(Dataset items)
▬▬▬▬▬▬
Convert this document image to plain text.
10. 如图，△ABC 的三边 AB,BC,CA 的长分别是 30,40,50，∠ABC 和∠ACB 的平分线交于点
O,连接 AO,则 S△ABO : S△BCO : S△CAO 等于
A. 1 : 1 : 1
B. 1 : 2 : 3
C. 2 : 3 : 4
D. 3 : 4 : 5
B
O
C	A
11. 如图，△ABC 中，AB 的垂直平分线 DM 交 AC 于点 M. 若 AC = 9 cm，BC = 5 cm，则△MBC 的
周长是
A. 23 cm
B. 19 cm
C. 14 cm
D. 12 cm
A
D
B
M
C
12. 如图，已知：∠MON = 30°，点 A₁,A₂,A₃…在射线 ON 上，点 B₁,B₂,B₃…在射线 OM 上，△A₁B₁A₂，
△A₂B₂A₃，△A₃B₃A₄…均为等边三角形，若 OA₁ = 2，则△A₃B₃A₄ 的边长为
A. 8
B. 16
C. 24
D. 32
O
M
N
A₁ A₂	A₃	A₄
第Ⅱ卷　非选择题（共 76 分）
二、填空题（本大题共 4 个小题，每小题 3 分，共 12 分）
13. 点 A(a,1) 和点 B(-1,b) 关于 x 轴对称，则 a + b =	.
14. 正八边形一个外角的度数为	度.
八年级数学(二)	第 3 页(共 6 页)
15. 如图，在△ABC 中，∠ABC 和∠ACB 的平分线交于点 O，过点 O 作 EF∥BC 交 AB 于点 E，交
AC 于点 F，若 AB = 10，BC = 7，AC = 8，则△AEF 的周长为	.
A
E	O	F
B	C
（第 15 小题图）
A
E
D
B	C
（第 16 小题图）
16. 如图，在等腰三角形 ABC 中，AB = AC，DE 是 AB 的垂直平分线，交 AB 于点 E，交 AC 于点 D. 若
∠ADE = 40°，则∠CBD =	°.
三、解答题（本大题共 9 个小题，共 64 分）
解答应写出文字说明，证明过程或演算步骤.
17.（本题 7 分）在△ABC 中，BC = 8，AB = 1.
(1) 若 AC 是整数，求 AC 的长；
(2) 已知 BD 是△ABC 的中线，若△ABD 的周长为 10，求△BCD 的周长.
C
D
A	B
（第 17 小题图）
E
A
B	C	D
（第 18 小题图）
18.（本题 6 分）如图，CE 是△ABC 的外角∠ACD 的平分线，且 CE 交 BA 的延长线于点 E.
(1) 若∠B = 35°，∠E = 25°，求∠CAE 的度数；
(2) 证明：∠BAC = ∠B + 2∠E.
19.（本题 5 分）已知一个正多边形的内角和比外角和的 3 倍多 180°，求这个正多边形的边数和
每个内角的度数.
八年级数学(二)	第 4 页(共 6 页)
▬▬▬▬▬▬
Give the listing above again, word for word.

(RESULT)
Convert this document image to plain text.
10. 如图，△ABC 的三边 AB,BC,CA 的长分别是 30,40,50，∠ABC 和∠ACB 的平分线交于点
O,连接 AO,则 S△ABO : S△BCO : S△CAO 等于
A. 1 : 1 : 1
B. 1 : 2 : 3
C. 2 : 3 : 4
D. 3 : 4 : 5
B
O
C	A
11. 如图，△ABC 中，AB 的垂直平分线 DM 交 AC 于点 M. 若 AC = 9 cm，BC = 5 cm，则△MBC 的
周长是
A. 23 cm
B. 19 cm
C. 14 cm
D. 12 cm
A
D
B
M
C
12. 如图，已知：∠MON = 30°，点 A₁,A₂,A₃…在射线 ON 上，点 B₁,B₂,B₃…在射线 OM 上，△A₁B₁A₂，
△A₂B₂A₃，△A₃B₃A₄…均为等边三角形，若 OA₁ = 2，则△A₃B₃A₄ 的边长为
A. 8
B. 16
C. 24
D. 32
O
M
N
A₁ A₂	A₃	A₄
第Ⅱ卷　非选择题（共 76 分）
二、填空题（本大题共 4 个小题，每小题 3 分，共 12 分）
13. 点 A(a,1) 和点 B(-1,b) 关于 x 轴对称，则 a + b =	.
14. 正八边形一个外角的度数为	度.
八年级数学(二)	第 3 页(共 6 页)
15. 如图，在△ABC 中，∠ABC 和∠ACB 的平分线交于点 O，过点 O 作 EF∥BC 交 AB 于点 E，交
AC 于点 F，若 AB = 10，BC = 7，AC = 8，则△AEF 的周长为	.
A
E	O	F
B	C
（第 15 小题图）
A
E
D
B	C
（第 16 小题图）
16. 如图，在等腰三角形 ABC 中，AB = AC，DE 是 AB 的垂直平分线，交 AB 于点 E，交 AC 于点 D. 若
∠ADE = 40°，则∠CBD =	°.
三、解答题（本大题共 9 个小题，共 64 分）
解答应写出文字说明，证明过程或演算步骤.
17.（本题 7 分）在△ABC 中，BC = 8，AB = 1.
(1) 若 AC 是整数，求 AC 的长；
(2) 已知 BD 是△ABC 的中线，若△ABD 的周长为 10，求△BCD 的周长.
C
D
A	B
（第 17 小题图）
E
A
B	C	D
（第 18 小题图）
18.（本题 6 分）如图，CE 是△ABC 的外角∠ACD 的平分线，且 CE 交 BA 的延长线于点 E.
(1) 若∠B = 35°，∠E = 25°，求∠CAE 的度数；
(2) 证明：∠BAC = ∠B + 2∠E.
19.（本题 5 分）已知一个正多边形的内角和比外角和的 3 倍多 180°，求这个正多边形的边数和
每个内角的度数.
八年级数学(二)	第 4 页(共 6 页)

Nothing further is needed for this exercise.